# [Rows from a figure dataset]

* * * * *

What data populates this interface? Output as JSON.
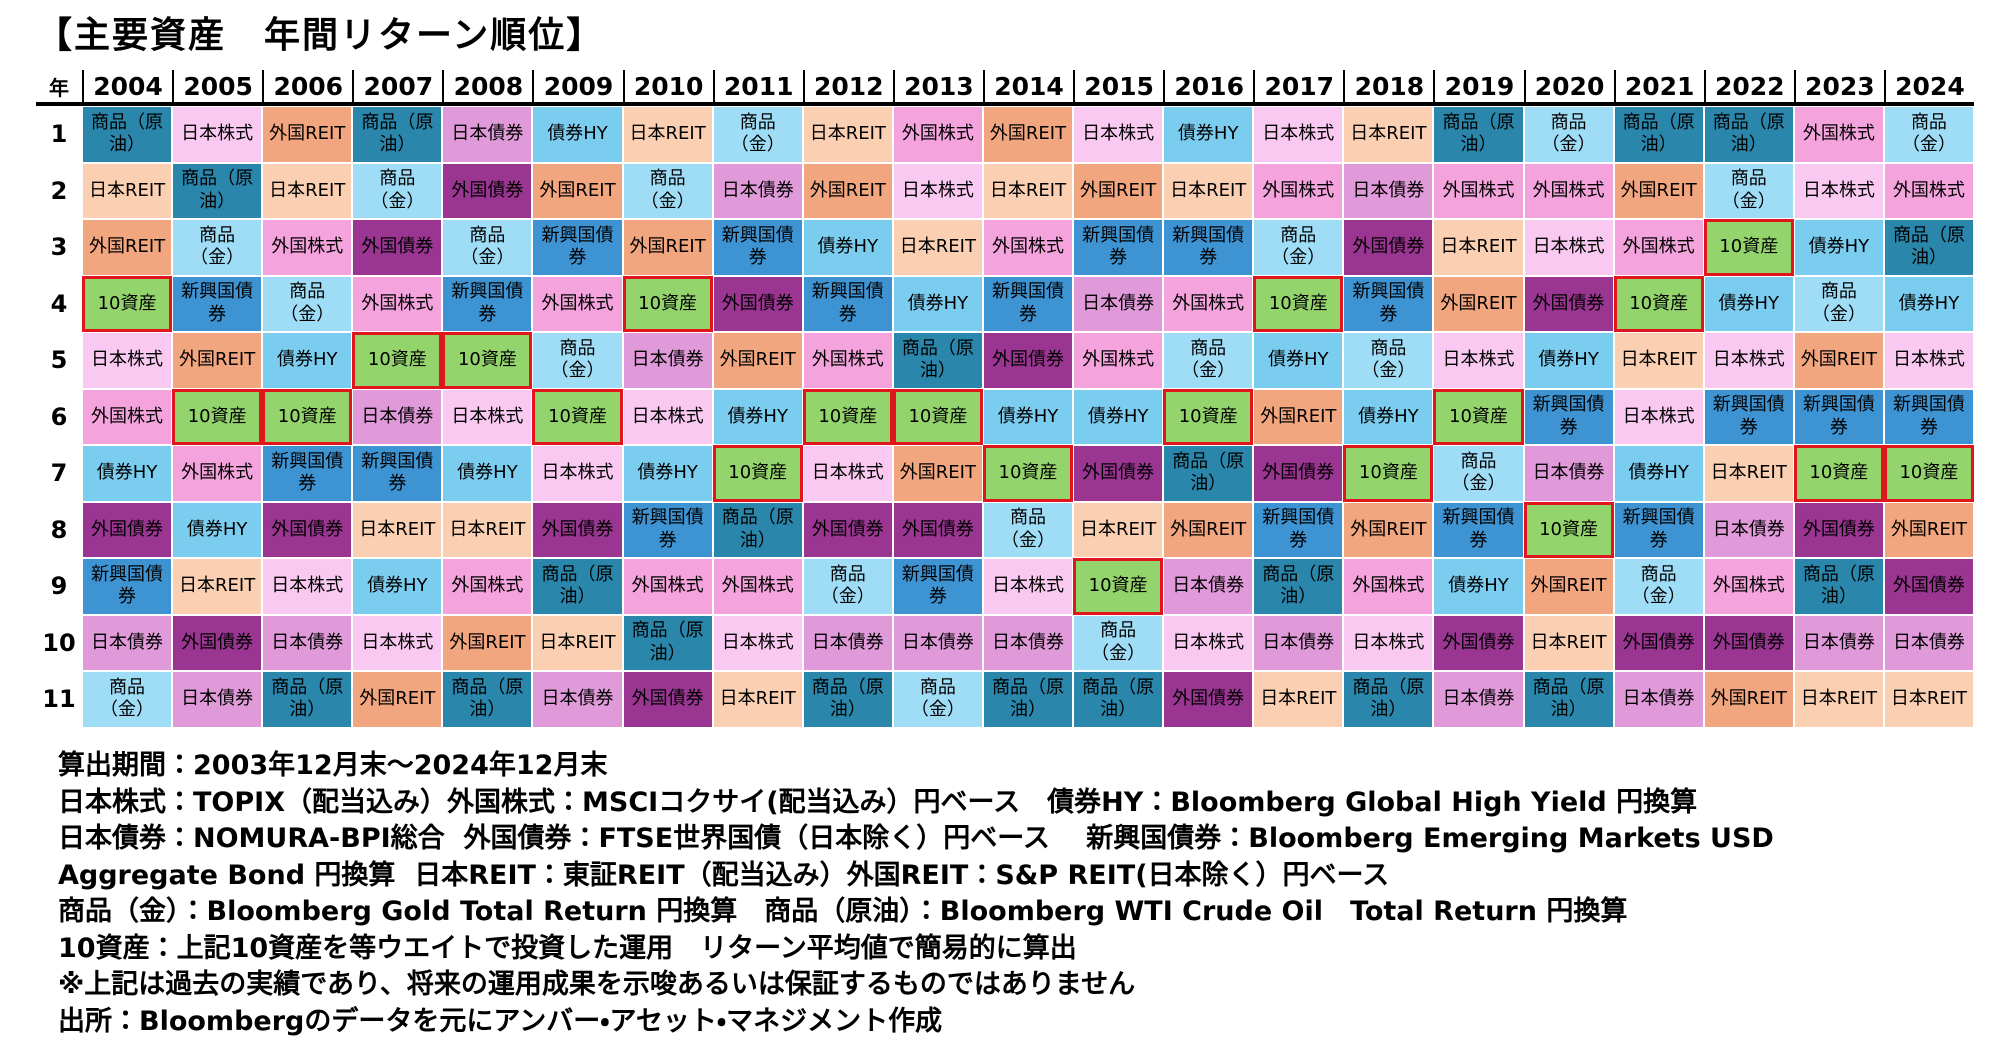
{
  "title": "【主要資産　年間リターン順位】",
  "table": {
    "corner": "年",
    "years": [
      2004,
      2005,
      2006,
      2007,
      2008,
      2009,
      2010,
      2011,
      2012,
      2013,
      2014,
      2015,
      2016,
      2017,
      2018,
      2019,
      2020,
      2021,
      2022,
      2023,
      2024
    ],
    "ranks": [
      1,
      2,
      3,
      4,
      5,
      6,
      7,
      8,
      9,
      10,
      11
    ],
    "rows": [
      [
        "商品（原油）",
        "日本株式",
        "外国REIT",
        "商品（原油）",
        "日本債券",
        "債券HY",
        "日本REIT",
        "商品（金）",
        "日本REIT",
        "外国株式",
        "外国REIT",
        "日本株式",
        "債券HY",
        "日本株式",
        "日本REIT",
        "商品（原油）",
        "商品（金）",
        "商品（原油）",
        "商品（原油）",
        "外国株式",
        "商品（金）"
      ],
      [
        "日本REIT",
        "商品（原油）",
        "日本REIT",
        "商品（金）",
        "外国債券",
        "外国REIT",
        "商品（金）",
        "日本債券",
        "外国REIT",
        "日本株式",
        "日本REIT",
        "外国REIT",
        "日本REIT",
        "外国株式",
        "日本債券",
        "外国株式",
        "外国株式",
        "外国REIT",
        "商品（金）",
        "日本株式",
        "外国株式"
      ],
      [
        "外国REIT",
        "商品（金）",
        "外国株式",
        "外国債券",
        "商品（金）",
        "新興国債券",
        "外国REIT",
        "新興国債券",
        "債券HY",
        "日本REIT",
        "外国株式",
        "新興国債券",
        "新興国債券",
        "商品（金）",
        "外国債券",
        "日本REIT",
        "日本株式",
        "外国株式",
        "10資産",
        "債券HY",
        "商品（原油）"
      ],
      [
        "10資産",
        "新興国債券",
        "商品（金）",
        "外国株式",
        "新興国債券",
        "外国株式",
        "10資産",
        "外国債券",
        "新興国債券",
        "債券HY",
        "新興国債券",
        "日本債券",
        "外国株式",
        "10資産",
        "新興国債券",
        "外国REIT",
        "外国債券",
        "10資産",
        "債券HY",
        "商品（金）",
        "債券HY"
      ],
      [
        "日本株式",
        "外国REIT",
        "債券HY",
        "10資産",
        "10資産",
        "商品（金）",
        "日本債券",
        "外国REIT",
        "外国株式",
        "商品（原油）",
        "外国債券",
        "外国株式",
        "商品（金）",
        "債券HY",
        "商品（金）",
        "日本株式",
        "債券HY",
        "日本REIT",
        "日本株式",
        "外国REIT",
        "日本株式"
      ],
      [
        "外国株式",
        "10資産",
        "10資産",
        "日本債券",
        "日本株式",
        "10資産",
        "日本株式",
        "債券HY",
        "10資産",
        "10資産",
        "債券HY",
        "債券HY",
        "10資産",
        "外国REIT",
        "債券HY",
        "10資産",
        "新興国債券",
        "日本株式",
        "新興国債券",
        "新興国債券",
        "新興国債券"
      ],
      [
        "債券HY",
        "外国株式",
        "新興国債券",
        "新興国債券",
        "債券HY",
        "日本株式",
        "債券HY",
        "10資産",
        "日本株式",
        "外国REIT",
        "10資産",
        "外国債券",
        "商品（原油）",
        "外国債券",
        "10資産",
        "商品（金）",
        "日本債券",
        "債券HY",
        "日本REIT",
        "10資産",
        "10資産"
      ],
      [
        "外国債券",
        "債券HY",
        "外国債券",
        "日本REIT",
        "日本REIT",
        "外国債券",
        "新興国債券",
        "商品（原油）",
        "外国債券",
        "外国債券",
        "商品（金）",
        "日本REIT",
        "外国REIT",
        "新興国債券",
        "外国REIT",
        "新興国債券",
        "10資産",
        "新興国債券",
        "日本債券",
        "外国債券",
        "外国REIT"
      ],
      [
        "新興国債券",
        "日本REIT",
        "日本株式",
        "債券HY",
        "外国株式",
        "商品（原油）",
        "外国株式",
        "外国株式",
        "商品（金）",
        "新興国債券",
        "日本株式",
        "10資産",
        "日本債券",
        "商品（原油）",
        "外国株式",
        "債券HY",
        "外国REIT",
        "商品（金）",
        "外国株式",
        "商品（原油）",
        "外国債券"
      ],
      [
        "日本債券",
        "外国債券",
        "日本債券",
        "日本株式",
        "外国REIT",
        "日本REIT",
        "商品（原油）",
        "日本株式",
        "日本債券",
        "日本債券",
        "日本債券",
        "商品（金）",
        "日本株式",
        "日本債券",
        "日本株式",
        "外国債券",
        "日本REIT",
        "外国債券",
        "外国債券",
        "日本債券",
        "日本債券"
      ],
      [
        "商品（金）",
        "日本債券",
        "商品（原油）",
        "外国REIT",
        "商品（原油）",
        "日本債券",
        "外国債券",
        "日本REIT",
        "商品（原油）",
        "商品（金）",
        "商品（原油）",
        "商品（原油）",
        "外国債券",
        "日本REIT",
        "商品（原油）",
        "日本債券",
        "商品（原油）",
        "日本債券",
        "外国REIT",
        "日本REIT",
        "日本REIT"
      ]
    ],
    "styles": {
      "商品（原油）": {
        "fill": "#2a86ab"
      },
      "商品（金）": {
        "fill": "#9fdcf6"
      },
      "日本株式": {
        "fill": "#f9c9f1"
      },
      "外国株式": {
        "fill": "#f5a3dd"
      },
      "日本債券": {
        "fill": "#e19ad9"
      },
      "外国債券": {
        "fill": "#9a3592"
      },
      "新興国債券": {
        "fill": "#3e93d2"
      },
      "債券HY": {
        "fill": "#7bcdf0"
      },
      "日本REIT": {
        "fill": "#fbd0b2"
      },
      "外国REIT": {
        "fill": "#f2a67f"
      },
      "10資産": {
        "fill": "#94d46c",
        "border": "#e0161c"
      }
    }
  },
  "notes": [
    "算出期間：2003年12月末～2024年12月末",
    "日本株式：TOPIX（配当込み）外国株式：MSCIコクサイ(配当込み）円ベース　債券HY：Bloomberg Global High Yield 円換算",
    "日本債券：NOMURA-BPI総合  外国債券：FTSE世界国債（日本除く）円ベース　 新興国債券：Bloomberg Emerging Markets USD",
    "Aggregate Bond 円換算  日本REIT：東証REIT（配当込み）外国REIT：S&P REIT(日本除く）円ベース",
    "商品（金）：Bloomberg Gold Total Return 円換算　商品（原油）：Bloomberg WTI Crude Oil　Total Return 円換算",
    "10資産：上記10資産を等ウエイトで投資した運用　リターン平均値で簡易的に算出",
    "※上記は過去の実績であり、将来の運用成果を示唆あるいは保証するものではありません",
    "出所：Bloombergのデータを元にアンバー・アセット・マネジメント作成"
  ]
}
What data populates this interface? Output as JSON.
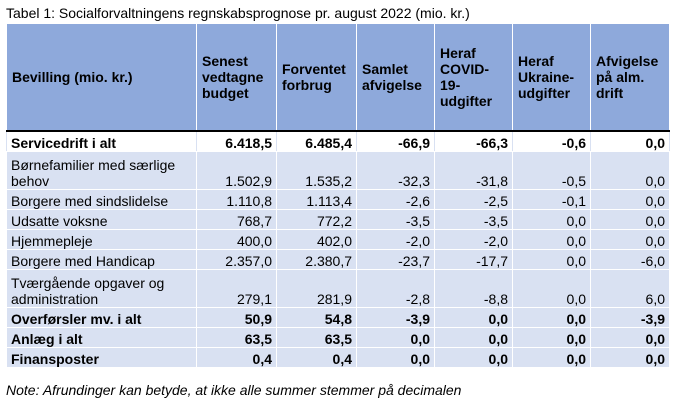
{
  "caption": "Tabel 1: Socialforvaltningens regnskabsprognose pr. august 2022 (mio. kr.)",
  "columns": [
    "Bevilling (mio. kr.)",
    "Senest vedtagne budget",
    "Forventet forbrug",
    "Samlet afvigelse",
    "Heraf COVID-19-udgifter",
    "Heraf Ukraine-udgifter",
    "Afvigelse på alm. drift"
  ],
  "rows": [
    [
      "Servicedrift i alt",
      "6.418,5",
      "6.485,4",
      "-66,9",
      "-66,3",
      "-0,6",
      "0,0"
    ],
    [
      "Børnefamilier med særlige behov",
      "1.502,9",
      "1.535,2",
      "-32,3",
      "-31,8",
      "-0,5",
      "0,0"
    ],
    [
      "Borgere med sindslidelse",
      "1.110,8",
      "1.113,4",
      "-2,6",
      "-2,5",
      "-0,1",
      "0,0"
    ],
    [
      "Udsatte voksne",
      "768,7",
      "772,2",
      "-3,5",
      "-3,5",
      "0,0",
      "0,0"
    ],
    [
      "Hjemmepleje",
      "400,0",
      "402,0",
      "-2,0",
      "-2,0",
      "0,0",
      "0,0"
    ],
    [
      "Borgere med Handicap",
      "2.357,0",
      "2.380,7",
      "-23,7",
      "-17,7",
      "0,0",
      "-6,0"
    ],
    [
      "Tværgående opgaver og administration",
      "279,1",
      "281,9",
      "-2,8",
      "-8,8",
      "0,0",
      "6,0"
    ],
    [
      "Overførsler mv. i alt",
      "50,9",
      "54,8",
      "-3,9",
      "0,0",
      "0,0",
      "-3,9"
    ],
    [
      "Anlæg i alt",
      "63,5",
      "63,5",
      "0,0",
      "0,0",
      "0,0",
      "0,0"
    ],
    [
      "Finansposter",
      "0,4",
      "0,4",
      "0,0",
      "0,0",
      "0,0",
      "0,0"
    ]
  ],
  "note": "Note: Afrundinger kan betyde, at ikke alle summer stemmer på decimalen"
}
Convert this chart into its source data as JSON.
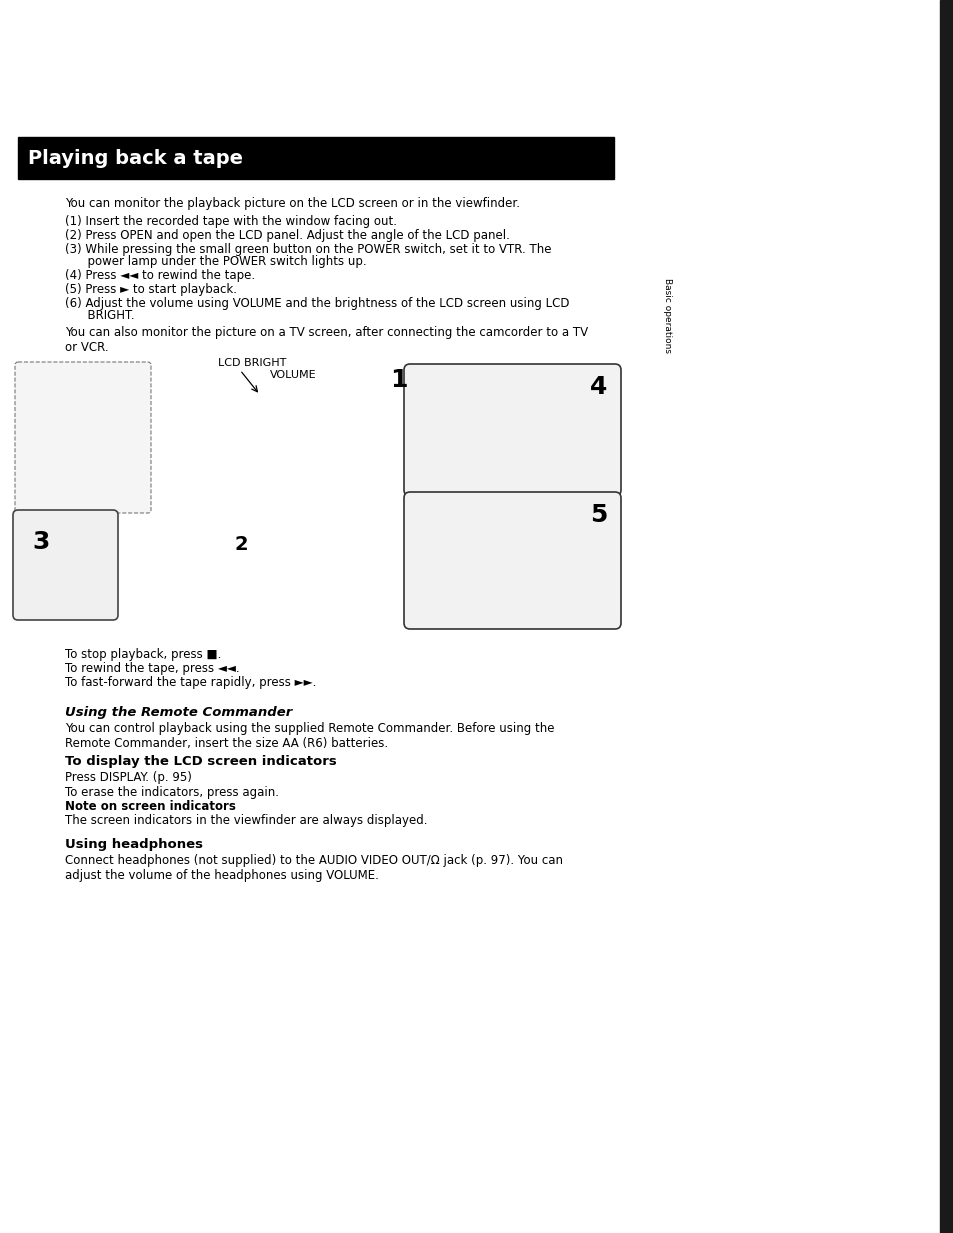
{
  "page_bg": "#ffffff",
  "title_text": "Playing back a tape",
  "title_bg": "#000000",
  "title_color": "#ffffff",
  "title_fontsize": 14,
  "body_fontsize": 8.5,
  "body_color": "#000000",
  "intro_line": "You can monitor the playback picture on the LCD screen or in the viewfinder.",
  "step1": "(1) Insert the recorded tape with the window facing out.",
  "step2": "(2) Press OPEN and open the LCD panel. Adjust the angle of the LCD panel.",
  "step3a": "(3) While pressing the small green button on the POWER switch, set it to VTR. The",
  "step3b": "      power lamp under the POWER switch lights up.",
  "step4": "(4) Press ◄◄ to rewind the tape.",
  "step5": "(5) Press ► to start playback.",
  "step6a": "(6) Adjust the volume using VOLUME and the brightness of the LCD screen using LCD",
  "step6b": "      BRIGHT.",
  "after_steps": "You can also monitor the picture on a TV screen, after connecting the camcorder to a TV\nor VCR.",
  "sidebar_text": "Basic operations",
  "lcd_bright_label": "LCD BRIGHT",
  "volume_label": "VOLUME",
  "stop_line1": "To stop playback, press ■.",
  "stop_line2": "To rewind the tape, press ◄◄.",
  "stop_line3": "To fast-forward the tape rapidly, press ►►.",
  "s1_title": "Using the Remote Commander",
  "s1_body": "You can control playback using the supplied Remote Commander. Before using the\nRemote Commander, insert the size AA (R6) batteries.",
  "s2_title": "To display the LCD screen indicators",
  "s2_body": "Press DISPLAY. (p. 95)\nTo erase the indicators, press again.",
  "s3_title": "Note on screen indicators",
  "s3_body": "The screen indicators in the viewfinder are always displayed.",
  "s4_title": "Using headphones",
  "s4_body": "Connect headphones (not supplied) to the AUDIO VIDEO OUT/Ω jack (p. 97). You can\nadjust the volume of the headphones using VOLUME."
}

* * * * *

# [THE EXERCISE]
Check every line of the data above for the string "fill", and copy those that have it.

# [ANSWER TO THIS TASK]
        "fill": "#2a86ab"
        "fill": "#9fdcf6"
        "fill": "#f9c9f1"
        "fill": "#f5a3dd"
        "fill": "#e19ad9"
        "fill": "#9a3592"
        "fill": "#3e93d2"
        "fill": "#7bcdf0"
        "fill": "#fbd0b2"
        "fill": "#f2a67f"
        "fill": "#94d46c",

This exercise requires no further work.